- _Tasks to perform_:
(a) Answer these questions about the excerpt on the costs orders:
(i) On what date was the Good Weekend article published?
(ii) According to the article, where was Mr Michael Rowland staying at the time?
(iii) In reason (b), what does Ms Giles say about the counsels' costs that were awarded?
(b) In the records, reproduce the lines starting at the one containing "staticText: 编辑 (403, 255, 441, 279)" and ending at the one containing "Give me the".

# START OF Selected extract

Costs orders: If a costs order is made in your favour during the proceedings, and the amount assessed as being payable to you under that costs order exceeds the amount of our fixed fee or retainer fee, then you are liable for the higher amount. We will not require you to pay the excess unless and until you recover that amount from the parties liable to pay the costs order.

(Emphasis in italics added.)

15    The assertion, or at least implication, by Ms Giles that Ms Dyer may not be able to pay back the $430,200 paid to her in respect of costs if the appeals are successful would appear to be based on a brief passage in a media article annexed to her affidavit. That article, which was published in the Good Weekend magazine of the Sydney Morning Herald on 28 January 2022 related to Ms Dyer and touched on her involvement in the circumstances that ultimately culminated in publications that were the subject of the defamation proceedings commenced by Mr Porter. The article also referred to the injunction proceedings and Ms Dyer’s concerns about possibly having to pay Ms Chrysanthou and Mr Porter’s costs if she was unsuccessful in those proceedings. The passage in the article which was emphasised in Ms Giles’ affidavit was as follows:

The night before the judge’s decision, “there was such a weight in the house”, recalls Michael Rowland. “It was very quiet, not much overt emotion: just this weight. I remember thinking, ‘Even if she sells everything she owns and we all sell everything, she’s not going to be able to.’”

16    According to the article, Mr Michael Rowland was staying in Ms Dyer’s sunroom at the time. The article does not otherwise explore the precise nature of the relationship between Ms Dyer and Mr Rowland. It was certainly not clear that Mr Rowland would necessarily have had any real knowledge of Ms Dyer’s financial position or her ability, or inability, to meet any possible adverse costs order.

17    It should also be noted that the article made clear that Ms Dyer was a relatively well known and successful figure in the arts sector. That fact is capable of casting some doubt on Ms Giles’ assertion or suggestion concerning Ms Dyer’s ability to repay the $430,200, should it be paid to her, if the appeals by Mr Porter and Ms Chysanthou ultimately succeed. While those in the arts sector may generally not be as well remunerated as those in other sectors of the economy or community (such as those in the legal sector), it would appear to be unlikely that Ms Dyer is impecunious or devoid of any assets.

18    As for Mr Porter’s appeal in respect of the injunction judgment and costs judgment, Ms Giles states that she believes the merits of the appeal are strong. She does not, however, elaborate on that belief or the basis for it. She does not refer to the grounds of the appeal or annex to her affidavit a copy of Mr Porter’s notice of appeal.

19    Ms Giles also states in her affidavit as follows in relation to the possibility or probability of an appeal from the lump sum costs order:

If the respondents were to appeal the cost judgment, I believe the merits of the appeal would be strong for reasons including the following:

(a)    The appeal would be a hearing de novo;

(b)    Counsels’ costs were awarded in excess of the National Guideline;

(c)    While a line-by-line assessment is not necessary, 70% is excessive for party to party costs where solicitors’ rates exceeded the scale and such a large amount of costs was incurred in such a short space of time; and

(d)    Aspects of Ms Rosati’s evidence were not considered.

# END OF Selected extract
# START OF Provided records

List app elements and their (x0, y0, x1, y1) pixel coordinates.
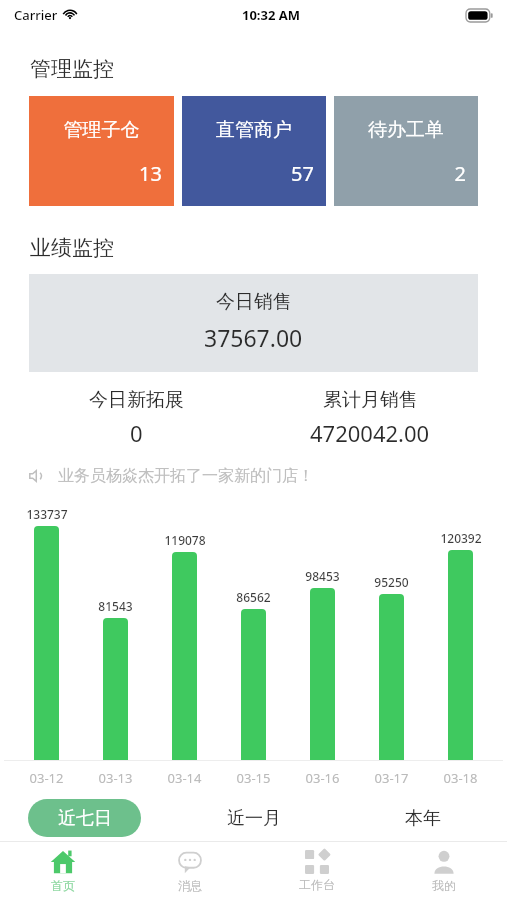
staticText: 57 (194, 160, 314, 187)
staticText: 119078 (164, 532, 206, 548)
staticText: 近一月 (227, 807, 281, 830)
button[interactable]: 近七日 (28, 799, 141, 837)
button[interactable]: 直管商户 (182, 96, 326, 206)
staticText: 03-17 (357, 769, 426, 787)
staticText: 今日新拓展 (89, 388, 184, 412)
staticText: 03-18 (426, 769, 495, 787)
button[interactable]: 工作台 (253, 844, 380, 898)
staticText: 首页 (51, 878, 75, 893)
button[interactable]: 近一月 (169, 799, 338, 837)
staticText: 消息 (178, 878, 202, 893)
button[interactable]: 消息 (126, 843, 253, 899)
staticText: 03-12 (12, 769, 81, 787)
staticText: 03-16 (288, 769, 357, 787)
staticText: 管理监控 (30, 56, 114, 82)
staticText: 我的 (432, 878, 456, 893)
button[interactable]: 首页 (0, 843, 126, 899)
button[interactable]: 本年 (338, 799, 507, 837)
button[interactable]: 我的 (380, 843, 507, 899)
staticText: 03-13 (81, 769, 150, 787)
staticText: 95250 (374, 574, 409, 590)
staticText: 今日销售 (216, 290, 292, 314)
button[interactable]: 今日销售 (29, 274, 478, 372)
staticText: 03-14 (150, 769, 219, 787)
staticText: 4720042.00 (310, 418, 430, 448)
staticText: 03-15 (219, 769, 288, 787)
staticText: 累计月销售 (323, 388, 418, 412)
staticText: 近七日 (58, 807, 112, 830)
staticText: 直管商户 (194, 118, 314, 142)
staticText: 业务员杨焱杰开拓了一家新的门店！ (58, 466, 314, 486)
staticText: 管理子仓 (41, 118, 162, 142)
staticText: 81543 (98, 598, 133, 614)
staticText: 86562 (236, 589, 271, 605)
staticText: Carrier (14, 6, 58, 24)
staticText: 98453 (305, 568, 340, 584)
staticText: 10:32 AM (242, 6, 301, 24)
button[interactable]: 待办工单 (334, 96, 478, 206)
staticText: 本年 (405, 807, 441, 830)
staticText: 37567.00 (204, 322, 303, 353)
staticText: 2 (346, 160, 466, 187)
button[interactable]: 管理子仓 (29, 96, 174, 206)
staticText: 133737 (26, 506, 68, 522)
staticText: 业绩监控 (30, 235, 114, 261)
staticText: 0 (130, 418, 143, 448)
staticText: 13 (41, 160, 162, 187)
staticText: 120392 (440, 530, 482, 546)
staticText: 待办工单 (346, 118, 466, 142)
staticText: 工作台 (299, 877, 335, 892)
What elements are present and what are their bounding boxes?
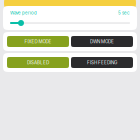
staticText: DISABLED (27, 60, 49, 65)
button[interactable]: FIXED MODE (7, 36, 69, 47)
staticText: FISH FEEDING (87, 60, 117, 65)
staticText: Wave period (10, 10, 37, 16)
button[interactable]: FISH FEEDING (71, 57, 133, 68)
staticText: 5 sec (118, 10, 130, 16)
staticText: FIXED MODE (24, 39, 52, 44)
button[interactable]: DWN MODE (71, 36, 133, 47)
button[interactable]: DISABLED (7, 57, 69, 68)
staticText: DWN MODE (90, 39, 114, 44)
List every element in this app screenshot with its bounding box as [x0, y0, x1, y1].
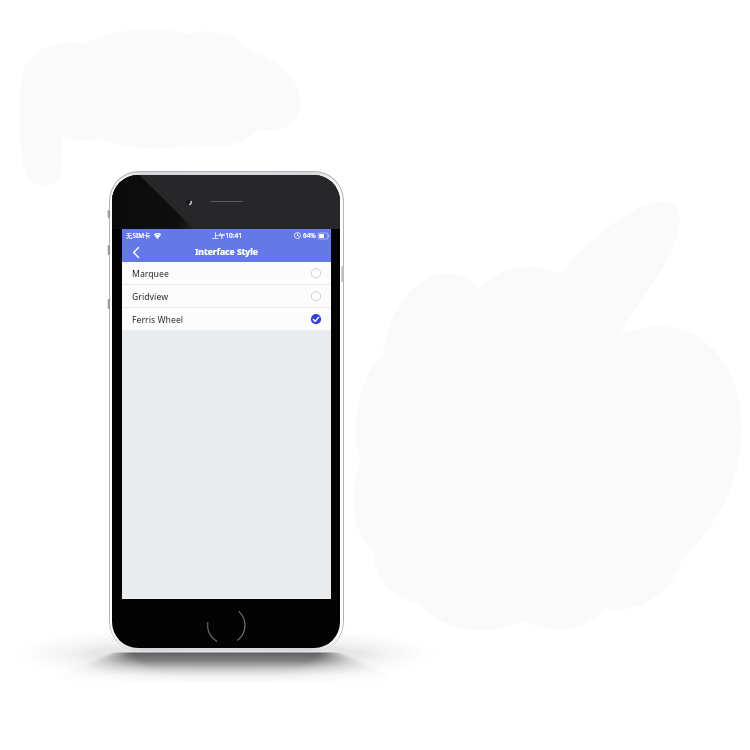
- staticText: Ferris Wheel: [132, 314, 184, 326]
- staticText: 上午10:41: [212, 231, 243, 240]
- staticText: Interface Style: [195, 246, 258, 258]
- button[interactable]: Gridview: [122, 285, 331, 307]
- button[interactable]: Back: [125, 242, 147, 262]
- staticText: Marquee: [132, 268, 169, 280]
- button[interactable]: Marquee: [122, 262, 331, 284]
- staticText: 64%: [303, 231, 316, 240]
- staticText: 无SIM卡: [126, 231, 151, 240]
- staticText: Gridview: [132, 291, 169, 303]
- button[interactable]: Ferris Wheel: [122, 308, 331, 330]
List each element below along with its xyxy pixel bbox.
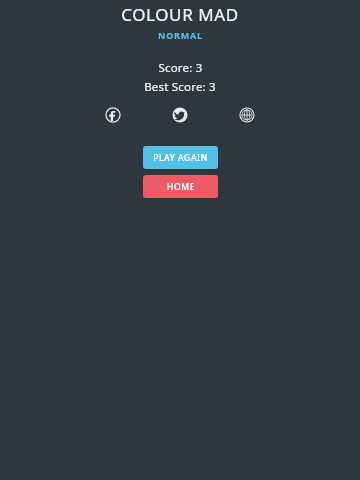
staticText: Score: 3 bbox=[158, 60, 203, 76]
button[interactable]: PLAY AGAIN bbox=[143, 146, 218, 169]
button[interactable]: Twitter bbox=[171, 106, 189, 124]
button[interactable]: Facebook bbox=[104, 106, 122, 124]
staticText: PLAY AGAIN bbox=[153, 152, 208, 164]
staticText: COLOUR MAD bbox=[121, 3, 239, 26]
staticText: Best Score: 3 bbox=[144, 79, 216, 95]
staticText: NORMAL bbox=[158, 29, 203, 41]
button[interactable]: HOME bbox=[143, 175, 218, 198]
button[interactable]: Website bbox=[238, 106, 256, 124]
staticText: HOME bbox=[167, 181, 195, 193]
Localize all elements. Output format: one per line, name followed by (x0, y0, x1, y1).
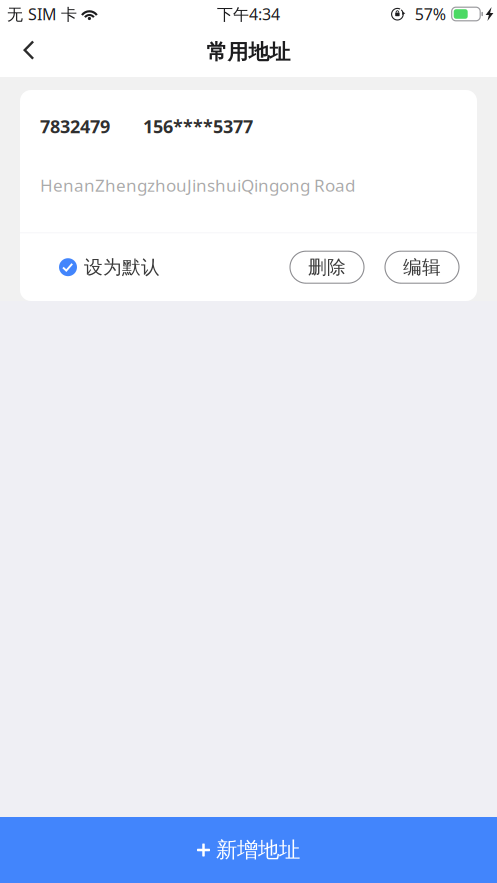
staticText: 编辑 (403, 255, 441, 279)
staticText: 设为默认 (84, 255, 160, 279)
staticText: 常用地址 (206, 39, 290, 65)
staticText: HenanZhengzhouJinshuiQingong Road (40, 174, 355, 197)
staticText: 156****5377 (143, 114, 253, 138)
staticText: 57% (415, 3, 446, 25)
button[interactable]: 新增地址 (0, 817, 497, 883)
button[interactable]: 删除 (290, 251, 364, 283)
staticText: 下午4:34 (217, 3, 280, 25)
staticText: 新增地址 (216, 837, 300, 864)
staticText: 无 SIM 卡 (7, 3, 77, 25)
staticText: 删除 (308, 255, 346, 279)
button[interactable]: 设为默认 (20, 241, 160, 293)
button[interactable]: 编辑 (385, 251, 459, 283)
staticText: 7832479 (40, 114, 110, 138)
button[interactable]: Back (0, 28, 58, 77)
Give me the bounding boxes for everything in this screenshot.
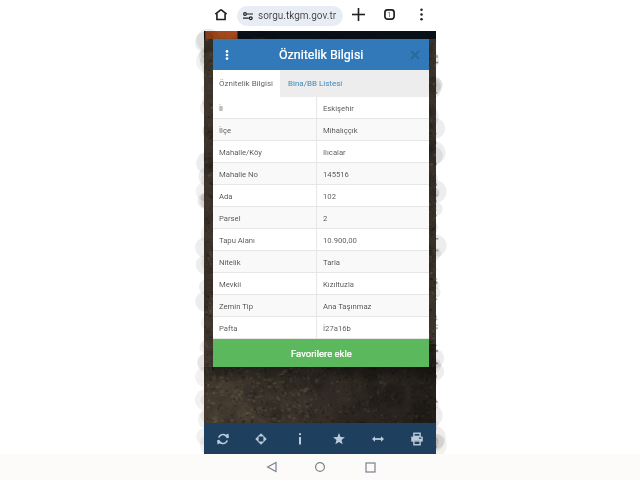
button[interactable]: Home [296, 454, 343, 480]
staticText: Mahalle/Köy [219, 148, 262, 157]
staticText: Ana Taşınmaz [323, 302, 372, 311]
button[interactable]: Home [210, 4, 231, 25]
staticText: İlçe [219, 126, 232, 135]
staticText: Öznitelik Bilgisi [219, 79, 274, 88]
staticText: Eskişehir [323, 104, 354, 113]
button[interactable]: Favorilere ekle [213, 339, 429, 367]
staticText: Bina/BB Listesi [288, 79, 343, 88]
staticText: 102 [323, 192, 336, 201]
button[interactable]: Close [407, 47, 423, 63]
staticText: Parsel [219, 214, 241, 223]
button[interactable]: More options [411, 4, 431, 24]
button[interactable]: Back [248, 454, 295, 480]
button[interactable]: Info [280, 423, 319, 454]
staticText: Kızıltuzla [323, 280, 354, 289]
staticText: 10.900,00 [323, 236, 357, 245]
button[interactable]: Öznitelik Bilgisi [213, 70, 280, 97]
button[interactable]: Menu [217, 39, 237, 70]
button[interactable]: Tabs [379, 4, 399, 24]
button[interactable]: Bina/BB Listesi [280, 70, 355, 97]
button[interactable]: Measure [358, 423, 397, 454]
staticText: Favorilere ekle [291, 348, 352, 359]
button[interactable]: Print [397, 423, 436, 454]
staticText: Mihalıççık [323, 126, 358, 135]
staticText: Öznitelik Bilgisi [279, 47, 364, 62]
button[interactable]: Locate me [242, 423, 280, 454]
staticText: Ada [219, 192, 233, 201]
staticText: sorgu.tkgm.gov.tr [258, 10, 337, 22]
staticText: İ27a16b [323, 324, 351, 333]
button[interactable]: Refresh [204, 423, 242, 454]
staticText: Zemin Tip [219, 302, 253, 311]
staticText: Ilıcalar [323, 148, 346, 157]
staticText: 1 [387, 10, 392, 19]
button[interactable]: sorgu.tkgm.gov.tr [237, 6, 343, 26]
staticText: 2 [323, 214, 328, 223]
button[interactable]: New tab [348, 4, 368, 24]
staticText: Nitelik [219, 258, 241, 267]
staticText: Pafta [219, 324, 238, 333]
staticText: Tapu Alanı [219, 236, 256, 245]
button[interactable]: Favorites [319, 423, 358, 454]
staticText: Tarla [323, 258, 340, 267]
staticText: Mahalle No [219, 170, 258, 179]
staticText: 145516 [323, 170, 349, 179]
staticText: Mevkii [219, 280, 242, 289]
button[interactable]: Recents [347, 454, 394, 480]
staticText: İl [219, 104, 223, 113]
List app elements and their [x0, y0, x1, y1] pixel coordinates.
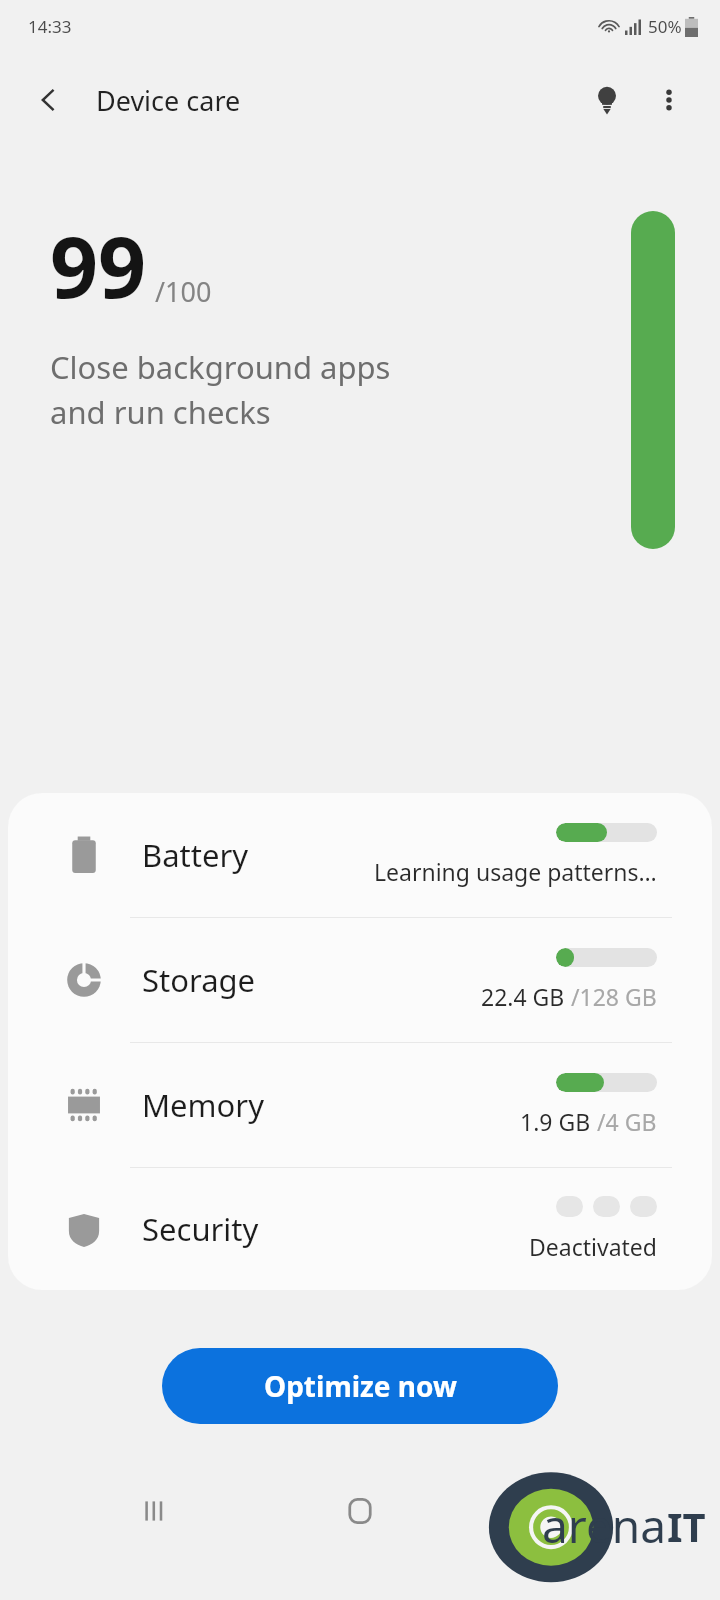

# END OF Provided records

- _Answers provided_:
(a)
(i) 28 January 2022.
(ii) In Ms Dyer's sunroom.
(iii) They were awarded in excess of the National Guideline.

(b)
staticText: 编辑 (403, 255, 441, 279)
staticText: 设为默认 (84, 255, 160, 279)
staticText: 常用地址 (206, 39, 290, 65)
staticText: HenanZhengzhouJinshuiQingong Road (40, 174, 355, 197)
staticText: 156****5377 (143, 114, 253, 138)
staticText: 57% (415, 3, 446, 25)
button[interactable]: 新增地址 (0, 817, 497, 883)
button[interactable]: 删除 (290, 251, 364, 283)
staticText: 下午4:34 (217, 3, 280, 25)
staticText: 新增地址 (216, 837, 300, 864)
staticText: 无 SIM 卡 (7, 3, 77, 25)
staticText: 删除 (308, 255, 346, 279)
button[interactable]: 设为默认 (20, 241, 160, 293)
button[interactable]: 编辑 (385, 251, 459, 283)
staticText: 7832479 (40, 114, 110, 138)
button[interactable]: Back (0, 28, 58, 77)
Give me the bounding boxes for everything in this screenshot.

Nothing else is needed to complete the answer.